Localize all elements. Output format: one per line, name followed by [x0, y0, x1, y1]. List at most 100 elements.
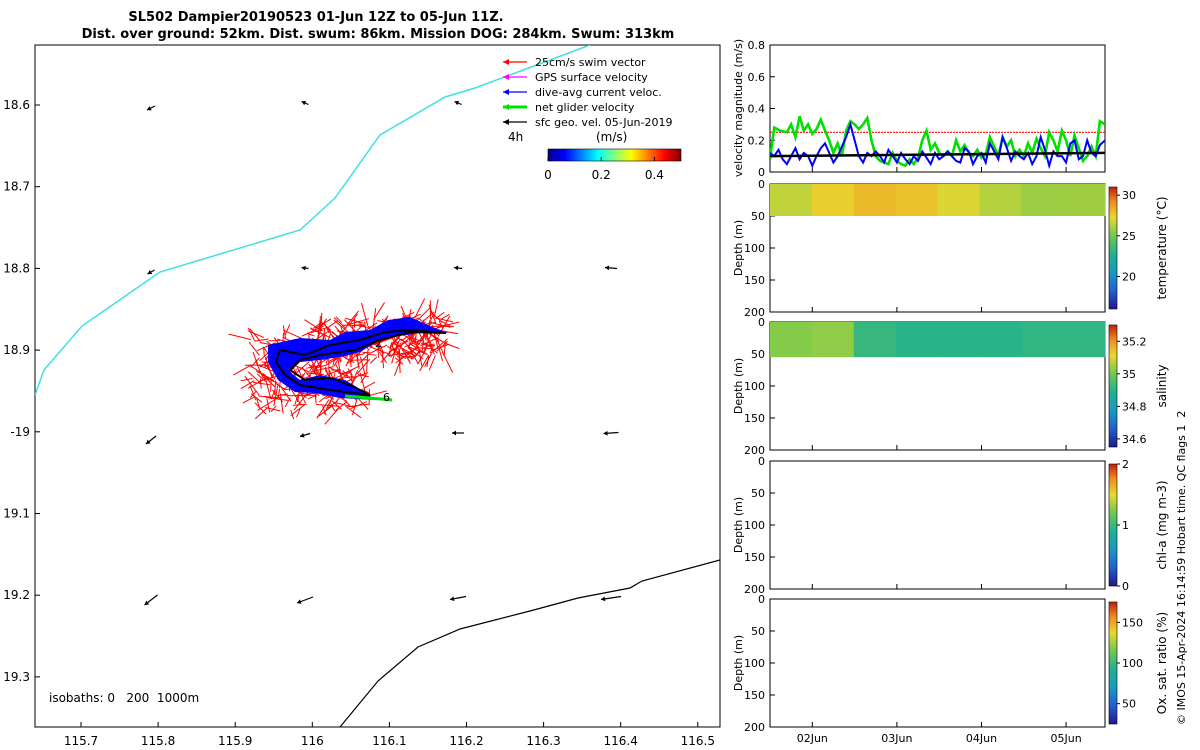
swim-vector	[323, 369, 340, 377]
track-label-2: 2	[375, 337, 382, 350]
swim-vector	[255, 360, 263, 377]
swim-vector	[406, 351, 417, 357]
swim-vector	[310, 366, 334, 373]
colorbar-tick-label: 2	[1122, 458, 1129, 471]
swim-vector	[407, 346, 428, 355]
swim-vector	[381, 350, 384, 369]
swim-vector	[290, 409, 295, 420]
legend-arrowhead-5	[503, 119, 509, 125]
swim-vector	[258, 395, 282, 399]
swim-vector	[282, 325, 287, 340]
swim-vector	[416, 331, 427, 345]
swim-vector	[378, 337, 392, 344]
swim-vector	[419, 354, 430, 372]
swim-vector	[324, 406, 340, 425]
swim-vector	[408, 342, 428, 355]
depth-tick-label: 100	[744, 519, 765, 532]
swim-vector	[284, 324, 291, 336]
depth-data-cell	[770, 322, 813, 358]
depth-tick-label: 0	[758, 455, 765, 468]
swim-vector	[362, 351, 372, 354]
swim-vector	[264, 376, 272, 399]
legend-arrowhead-1	[503, 59, 509, 65]
time-tick-label: 02Jun	[797, 732, 828, 745]
legend-label-4: net glider velocity	[535, 101, 635, 114]
depth-ylabel: Depth (m)	[732, 497, 745, 553]
depth-tick-label: 100	[744, 242, 765, 255]
sfc-geo-arrowhead	[601, 596, 606, 602]
swim-vector	[294, 393, 299, 405]
swim-vector	[333, 319, 351, 335]
swim-vector	[377, 347, 380, 358]
time-label: 4h	[508, 130, 523, 144]
swim-vector	[386, 345, 406, 360]
swim-vector	[301, 325, 324, 337]
velocity-panel: 0 0.2 0.4 0.6 0.8 velocity magnitude (m/s)	[732, 39, 1106, 179]
swim-vector	[423, 329, 434, 353]
swim-vector	[314, 318, 332, 330]
depth-panel-salinity: 0 50 100 150 200 Depth (m) 35.2 35 34.8 34.6 salin…	[732, 316, 1169, 457]
velocity-y-tick-label: 0.6	[748, 71, 766, 84]
swim-vector	[256, 342, 276, 352]
depth-ylabel: Depth (m)	[732, 220, 745, 276]
swim-vector	[259, 378, 262, 389]
swim-vector	[247, 376, 269, 389]
swim-vector	[307, 395, 316, 400]
depth-tick-label: 150	[744, 274, 765, 287]
colorbar-tick-label: 50	[1122, 698, 1136, 711]
colorbar-tick-label: 100	[1122, 657, 1143, 670]
swim-vector	[380, 348, 394, 363]
swim-vector	[361, 388, 370, 394]
swim-vector	[429, 321, 451, 328]
swim-vector	[289, 386, 302, 406]
sfc-geo-arrowhead	[301, 265, 306, 271]
depth-data-cell	[1021, 184, 1064, 216]
swim-vector	[261, 376, 278, 384]
depth-data-cell	[979, 184, 1022, 216]
swim-vector	[265, 407, 281, 412]
swim-vector	[428, 304, 437, 325]
depth-data-cell	[1063, 322, 1106, 358]
swim-vector	[266, 398, 271, 413]
swim-vector	[367, 353, 377, 356]
map-y-tick-label: 18.7	[3, 180, 30, 194]
swim-vector	[290, 404, 306, 416]
time-tick-label: 04Jun	[966, 732, 997, 745]
map-x-tick-label: 116	[301, 734, 324, 748]
swim-vector	[370, 346, 391, 355]
swim-vector	[250, 357, 260, 368]
swim-vector	[240, 378, 253, 382]
swim-vector	[263, 347, 265, 357]
depth-data-cell	[895, 184, 939, 216]
swim-vector	[357, 374, 370, 378]
depth-tick-label: 50	[751, 348, 765, 361]
sfc-geo-arrowhead	[450, 596, 455, 602]
swim-vector	[282, 329, 303, 340]
depth-frame-chl-a	[769, 460, 1106, 590]
colorbar-tick-label: 20	[1122, 270, 1136, 283]
sfc-geo-arrowhead	[301, 100, 307, 106]
swim-vector	[356, 358, 370, 375]
swim-vector	[341, 365, 360, 376]
swim-vector	[304, 319, 323, 332]
depth-tick-label: 200	[744, 444, 765, 457]
swim-vector	[328, 366, 348, 377]
map-x-tick-label: 116.5	[681, 734, 715, 748]
colorbar-label-chl-a: chl-a (mg m-3)	[1155, 480, 1169, 569]
swim-vector	[349, 313, 358, 324]
glider-track-line	[274, 328, 447, 396]
title-line-1: SL502 Dampier20190523 01-Jun 12Z to 05-J…	[128, 10, 503, 25]
swim-vector	[277, 338, 287, 343]
velocity-series	[770, 114, 1105, 170]
depth-data-cell	[853, 184, 897, 216]
swim-vector	[247, 371, 261, 384]
depth-data-cell	[811, 184, 855, 216]
swim-vector	[347, 310, 360, 325]
map-y-tick-label: 19.2	[3, 588, 30, 602]
swim-vector	[316, 399, 330, 419]
colorbar-tick-label: 34.8	[1122, 400, 1147, 413]
colorbar-oxygen	[1108, 601, 1118, 725]
depth-data-cell	[811, 322, 855, 358]
time-axis-labels: 02Jun 03Jun 04Jun 05Jun	[797, 732, 1082, 745]
swim-vector	[240, 380, 255, 390]
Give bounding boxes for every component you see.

----------

> GOAL
Copy the listing above line for line, leaving out the pictures.

> OUTPUT FOR THIS TASK
Localize all elements. Output format: one per line, name followed by [x0, y0, x1, y1]. List at most 100 elements.
swim-vector	[323, 369, 340, 377]
track-label-2: 2	[375, 337, 382, 350]
swim-vector	[255, 360, 263, 377]
swim-vector	[406, 351, 417, 357]
swim-vector	[310, 366, 334, 373]
colorbar-tick-label: 2	[1122, 458, 1129, 471]
swim-vector	[407, 346, 428, 355]
swim-vector	[381, 350, 384, 369]
swim-vector	[290, 409, 295, 420]
legend-arrowhead-5	[503, 119, 509, 125]
swim-vector	[258, 395, 282, 399]
swim-vector	[282, 325, 287, 340]
swim-vector	[416, 331, 427, 345]
swim-vector	[378, 337, 392, 344]
swim-vector	[419, 354, 430, 372]
swim-vector	[324, 406, 340, 425]
swim-vector	[408, 342, 428, 355]
depth-tick-label: 100	[744, 519, 765, 532]
swim-vector	[284, 324, 291, 336]
depth-data-cell	[770, 322, 813, 358]
depth-tick-label: 0	[758, 455, 765, 468]
swim-vector	[362, 351, 372, 354]
swim-vector	[264, 376, 272, 399]
legend-arrowhead-1	[503, 59, 509, 65]
time-tick-label: 02Jun	[797, 732, 828, 745]
legend-label-4: net glider velocity	[535, 101, 635, 114]
depth-ylabel: Depth (m)	[732, 497, 745, 553]
depth-tick-label: 100	[744, 242, 765, 255]
sfc-geo-arrowhead	[601, 596, 606, 602]
swim-vector	[294, 393, 299, 405]
swim-vector	[333, 319, 351, 335]
swim-vector	[377, 347, 380, 358]
time-label: 4h	[508, 130, 523, 144]
swim-vector	[386, 345, 406, 360]
swim-vector	[301, 325, 324, 337]
velocity-panel: 0 0.2 0.4 0.6 0.8 velocity magnitude (m/s)	[732, 39, 1106, 179]
swim-vector	[423, 329, 434, 353]
swim-vector	[314, 318, 332, 330]
depth-panel-salinity: 0 50 100 150 200 Depth (m) 35.2 35 34.8 34.6 salin…	[732, 316, 1169, 457]
velocity-y-tick-label: 0.6	[748, 71, 766, 84]
swim-vector	[256, 342, 276, 352]
depth-ylabel: Depth (m)	[732, 220, 745, 276]
swim-vector	[259, 378, 262, 389]
swim-vector	[247, 376, 269, 389]
swim-vector	[307, 395, 316, 400]
depth-tick-label: 150	[744, 274, 765, 287]
colorbar-tick-label: 50	[1122, 698, 1136, 711]
colorbar-tick-label: 100	[1122, 657, 1143, 670]
swim-vector	[380, 348, 394, 363]
swim-vector	[361, 388, 370, 394]
swim-vector	[429, 321, 451, 328]
swim-vector	[289, 386, 302, 406]
sfc-geo-arrowhead	[301, 265, 306, 271]
depth-data-cell	[1021, 184, 1064, 216]
swim-vector	[261, 376, 278, 384]
depth-data-cell	[979, 184, 1022, 216]
swim-vector	[265, 407, 281, 412]
swim-vector	[428, 304, 437, 325]
depth-data-cell	[1063, 322, 1106, 358]
swim-vector	[266, 398, 271, 413]
swim-vector	[367, 353, 377, 356]
map-y-tick-label: 18.7	[3, 180, 30, 194]
swim-vector	[290, 404, 306, 416]
time-tick-label: 04Jun	[966, 732, 997, 745]
map-x-tick-label: 116	[301, 734, 324, 748]
swim-vector	[370, 346, 391, 355]
swim-vector	[250, 357, 260, 368]
swim-vector	[240, 378, 253, 382]
swim-vector	[263, 347, 265, 357]
depth-data-cell	[895, 184, 939, 216]
swim-vector	[357, 374, 370, 378]
depth-tick-label: 50	[751, 348, 765, 361]
sfc-geo-arrowhead	[450, 596, 455, 602]
swim-vector	[282, 329, 303, 340]
depth-frame-chl-a	[769, 460, 1106, 590]
colorbar-tick-label: 20	[1122, 270, 1136, 283]
sfc-geo-arrowhead	[301, 100, 307, 106]
swim-vector	[356, 358, 370, 375]
swim-vector	[341, 365, 360, 376]
swim-vector	[304, 319, 323, 332]
depth-tick-label: 200	[744, 444, 765, 457]
swim-vector	[328, 366, 348, 377]
map-x-tick-label: 116.5	[681, 734, 715, 748]
colorbar-label-chl-a: chl-a (mg m-3)	[1155, 480, 1169, 569]
swim-vector	[349, 313, 358, 324]
glider-track-line	[274, 328, 447, 396]
title-line-1: SL502 Dampier20190523 01-Jun 12Z to 05-J…	[128, 10, 503, 25]
swim-vector	[277, 338, 287, 343]
velocity-series	[770, 114, 1105, 170]
depth-data-cell	[853, 184, 897, 216]
swim-vector	[247, 371, 261, 384]
depth-data-cell	[811, 184, 855, 216]
swim-vector	[347, 310, 360, 325]
map-y-tick-label: 19.2	[3, 588, 30, 602]
swim-vector	[316, 399, 330, 419]
colorbar-tick-label: 34.8	[1122, 400, 1147, 413]
colorbar-oxygen	[1108, 601, 1118, 725]
depth-data-cell	[811, 322, 855, 358]
time-axis-labels: 02Jun 03Jun 04Jun 05Jun	[797, 732, 1082, 745]
swim-vector	[240, 380, 255, 390]
Give bounding boxes for every component you see.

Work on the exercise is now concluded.